#### Objective:
Transcribe all the entries word for word, but omit the images.

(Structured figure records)
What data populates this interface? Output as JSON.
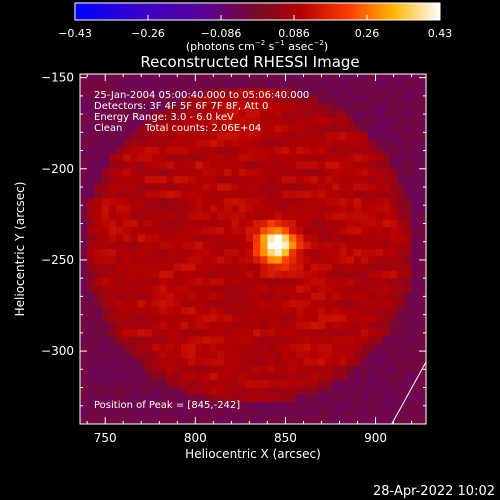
{
  "chart_data": {
    "type": "heatmap",
    "title": "Reconstructed RHESSI Image",
    "xlabel": "Heliocentric X (arcsec)",
    "ylabel": "Heliocentric Y (arcsec)",
    "xlim": [
      736,
      928
    ],
    "ylim": [
      -340,
      -148
    ],
    "xticks": [
      750,
      800,
      850,
      900
    ],
    "yticks": [
      -150,
      -200,
      -250,
      -300
    ],
    "xtick_labels": [
      "750",
      "800",
      "850",
      "900"
    ],
    "ytick_labels": [
      "−150",
      "−200",
      "−250",
      "−300"
    ],
    "colorbar": {
      "range": [
        -0.43,
        0.43
      ],
      "tick_labels": [
        "−0.43",
        "−0.26",
        "−0.086",
        "0.086",
        "0.26",
        "0.43"
      ],
      "unit_label": {
        "prefix": "(photons cm",
        "sup1": "−2",
        "mid1": " s",
        "sup2": "−1",
        "mid2": " asec",
        "sup3": "−2",
        "suffix": ")"
      },
      "colormap": "hot-blue"
    },
    "annotations": [
      "25-Jan-2004 05:00:40.000 to 05:06:40.000",
      "Detectors: 3F 4F 5F 6F 7F 8F, Att 0",
      "Energy Range: 3.0 - 6.0 keV",
      "Clean",
      "Total counts: 2.06E+04"
    ],
    "peak_label": "Position of Peak = [845,-242]",
    "peak": {
      "x": 845,
      "y": -242
    },
    "source_sigma_arcsec": 7,
    "background_region": {
      "center_x": 830,
      "center_y": -242,
      "radius_x": 92,
      "radius_y": 88
    },
    "limb_line": {
      "x": [
        909,
        928
      ],
      "y": [
        -340,
        -306
      ]
    },
    "grid_cells": [
      48,
      48
    ]
  },
  "timestamp": "28-Apr-2022 10:02"
}
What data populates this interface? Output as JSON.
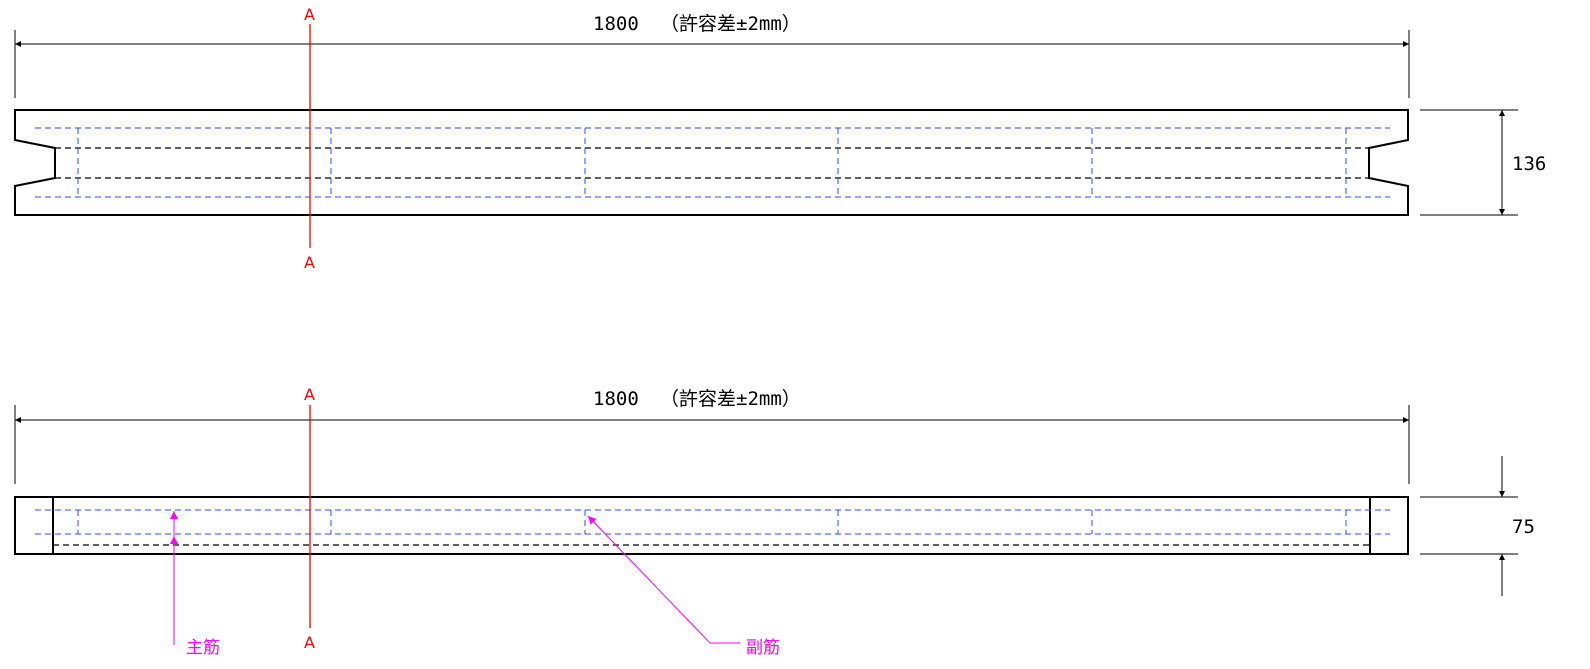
{
  "top_view": {
    "length_dim": "1800",
    "tolerance": "（許容差±2mm）",
    "height_dim": "136",
    "section_top": "A",
    "section_bottom": "A"
  },
  "bottom_view": {
    "length_dim": "1800",
    "tolerance": "（許容差±2mm）",
    "height_dim": "75",
    "section_top": "A",
    "section_bottom": "A",
    "main_rebar_label": "主筋",
    "sub_rebar_label": "副筋"
  },
  "colors": {
    "outline": "#000000",
    "hidden_rebar": "#2a4dff",
    "section_line": "#ff0000",
    "leader": "#ff00ff"
  }
}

#### Output for this exercise:
What data populates this interface? Output as JSON.
{
  "chart_data": {
    "type": "heatmap",
    "title": "Reconstructed RHESSI Image",
    "xlabel": "Heliocentric X (arcsec)",
    "ylabel": "Heliocentric Y (arcsec)",
    "xlim": [
      736,
      928
    ],
    "ylim": [
      -340,
      -148
    ],
    "xticks": [
      750,
      800,
      850,
      900
    ],
    "yticks": [
      -150,
      -200,
      -250,
      -300
    ],
    "xtick_labels": [
      "750",
      "800",
      "850",
      "900"
    ],
    "ytick_labels": [
      "−150",
      "−200",
      "−250",
      "−300"
    ],
    "colorbar": {
      "range": [
        -0.43,
        0.43
      ],
      "tick_labels": [
        "−0.43",
        "−0.26",
        "−0.086",
        "0.086",
        "0.26",
        "0.43"
      ],
      "unit_label": {
        "prefix": "(photons cm",
        "sup1": "−2",
        "mid1": " s",
        "sup2": "−1",
        "mid2": " asec",
        "sup3": "−2",
        "suffix": ")"
      },
      "colormap": "hot-blue"
    },
    "annotations": [
      "25-Jan-2004 05:00:40.000 to 05:06:40.000",
      "Detectors: 3F 4F 5F 6F 7F 8F, Att 0",
      "Energy Range: 3.0 - 6.0 keV",
      "Clean",
      "Total counts: 2.06E+04"
    ],
    "peak_label": "Position of Peak = [845,-242]",
    "peak": {
      "x": 845,
      "y": -242
    },
    "source_sigma_arcsec": 7,
    "background_region": {
      "center_x": 830,
      "center_y": -242,
      "radius_x": 92,
      "radius_y": 88
    },
    "limb_line": {
      "x": [
        909,
        928
      ],
      "y": [
        -340,
        -306
      ]
    },
    "grid_cells": [
      48,
      48
    ]
  },
  "timestamp": "28-Apr-2022 10:02"
}
What data populates this interface? Output as JSON.
{
  "top_view": {
    "length_dim": "1800",
    "tolerance": "（許容差±2mm）",
    "height_dim": "136",
    "section_top": "A",
    "section_bottom": "A"
  },
  "bottom_view": {
    "length_dim": "1800",
    "tolerance": "（許容差±2mm）",
    "height_dim": "75",
    "section_top": "A",
    "section_bottom": "A",
    "main_rebar_label": "主筋",
    "sub_rebar_label": "副筋"
  },
  "colors": {
    "outline": "#000000",
    "hidden_rebar": "#2a4dff",
    "section_line": "#ff0000",
    "leader": "#ff00ff"
  }
}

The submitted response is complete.